(Data records)
Begin

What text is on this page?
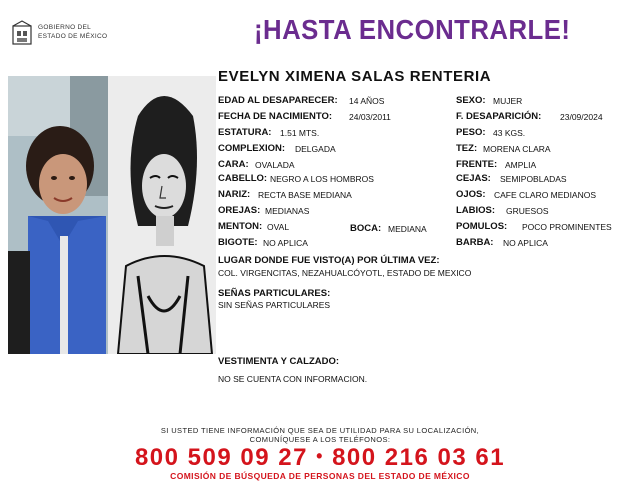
GOBIERNO DEL
ESTADO DE MÉXICO	¡HASTA ENCONTRARLE!
EVELYN XIMENA SALAS RENTERIA
EDAD AL DESAPARECER: 14 AÑOS
FECHA DE NACIMIENTO: 24/03/2011
ESTATURA: 1.51 MTS.
COMPLEXION: DELGADA
CARA: OVALADA
CABELLO: NEGRO A LOS HOMBROS
NARIZ: RECTA BASE MEDIANA
OREJAS: MEDIANAS
MENTON: OVAL	BOCA: MEDIANA
BIGOTE: NO APLICA
SEXO: MUJER
F. DESAPARICIÓN: 23/09/2024
PESO: 43 KGS.
TEZ: MORENA CLARA
FRENTE: AMPLIA
CEJAS: SEMIPOBLADAS
OJOS: CAFE CLARO MEDIANOS
LABIOS: GRUESOS
POMULOS: POCO PROMINENTES
BARBA: NO APLICA
LUGAR DONDE FUE VISTO(A) POR ÚLTIMA VEZ:
COL. VIRGENCITAS, NEZAHUALCÓYOTL, ESTADO DE MEXICO
SEÑAS PARTICULARES:
SIN SEÑAS PARTICULARES
VESTIMENTA Y CALZADO:
NO SE CUENTA CON INFORMACION.
SI USTED TIENE INFORMACIÓN QUE SEA DE UTILIDAD PARA SU LOCALIZACIÓN,
COMUNÍQUESE A LOS TELÉFONOS:
800 509 09 27 • 800 216 03 61
COMISIÓN DE BÚSQUEDA DE PERSONAS DEL ESTADO DE MÉXICO
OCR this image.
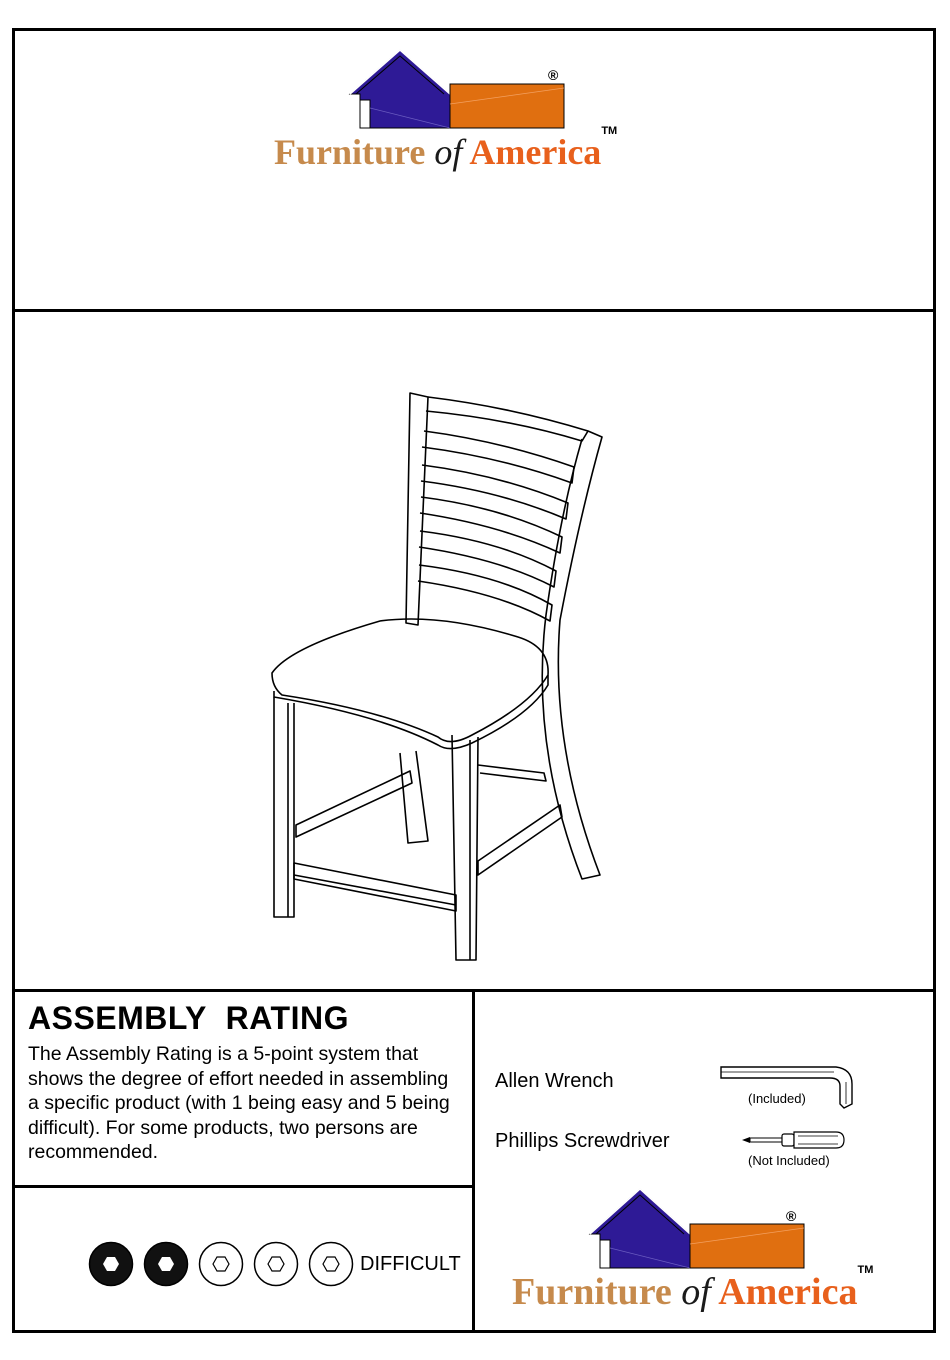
®
Furniture of America™
ASSEMBLY RATING
The Assembly Rating is a 5-point system that shows the degree of effort needed in assembling a specific product (with 1 being easy and 5 being difficult). For some products, two persons are recommended.
DIFFICULT
Allen Wrench
(Included)
Phillips Screwdriver
(Not Included)
®
Furniture of America™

End

Exercise instructions —
Skip the pictures and print each record exactly as it stands.

Finished exercise —
What text is on this page?
GOBIERNO DEL
ESTADO DE MÉXICO	¡HASTA ENCONTRARLE!
EVELYN XIMENA SALAS RENTERIA
EDAD AL DESAPARECER: 14 AÑOS
FECHA DE NACIMIENTO: 24/03/2011
ESTATURA: 1.51 MTS.
COMPLEXION: DELGADA
CARA: OVALADA
CABELLO: NEGRO A LOS HOMBROS
NARIZ: RECTA BASE MEDIANA
OREJAS: MEDIANAS
MENTON: OVAL	BOCA: MEDIANA
BIGOTE: NO APLICA
SEXO: MUJER
F. DESAPARICIÓN: 23/09/2024
PESO: 43 KGS.
TEZ: MORENA CLARA
FRENTE: AMPLIA
CEJAS: SEMIPOBLADAS
OJOS: CAFE CLARO MEDIANOS
LABIOS: GRUESOS
POMULOS: POCO PROMINENTES
BARBA: NO APLICA
LUGAR DONDE FUE VISTO(A) POR ÚLTIMA VEZ:
COL. VIRGENCITAS, NEZAHUALCÓYOTL, ESTADO DE MEXICO
SEÑAS PARTICULARES:
SIN SEÑAS PARTICULARES
VESTIMENTA Y CALZADO:
NO SE CUENTA CON INFORMACION.
SI USTED TIENE INFORMACIÓN QUE SEA DE UTILIDAD PARA SU LOCALIZACIÓN,
COMUNÍQUESE A LOS TELÉFONOS:
800 509 09 27 • 800 216 03 61
COMISIÓN DE BÚSQUEDA DE PERSONAS DEL ESTADO DE MÉXICO
OCR this image.
®
Furniture of America™
ASSEMBLY RATING
The Assembly Rating is a 5-point system that shows the degree of effort needed in assembling a specific product (with 1 being easy and 5 being difficult). For some products, two persons are recommended.
DIFFICULT
Allen Wrench
(Included)
Phillips Screwdriver
(Not Included)
®
Furniture of America™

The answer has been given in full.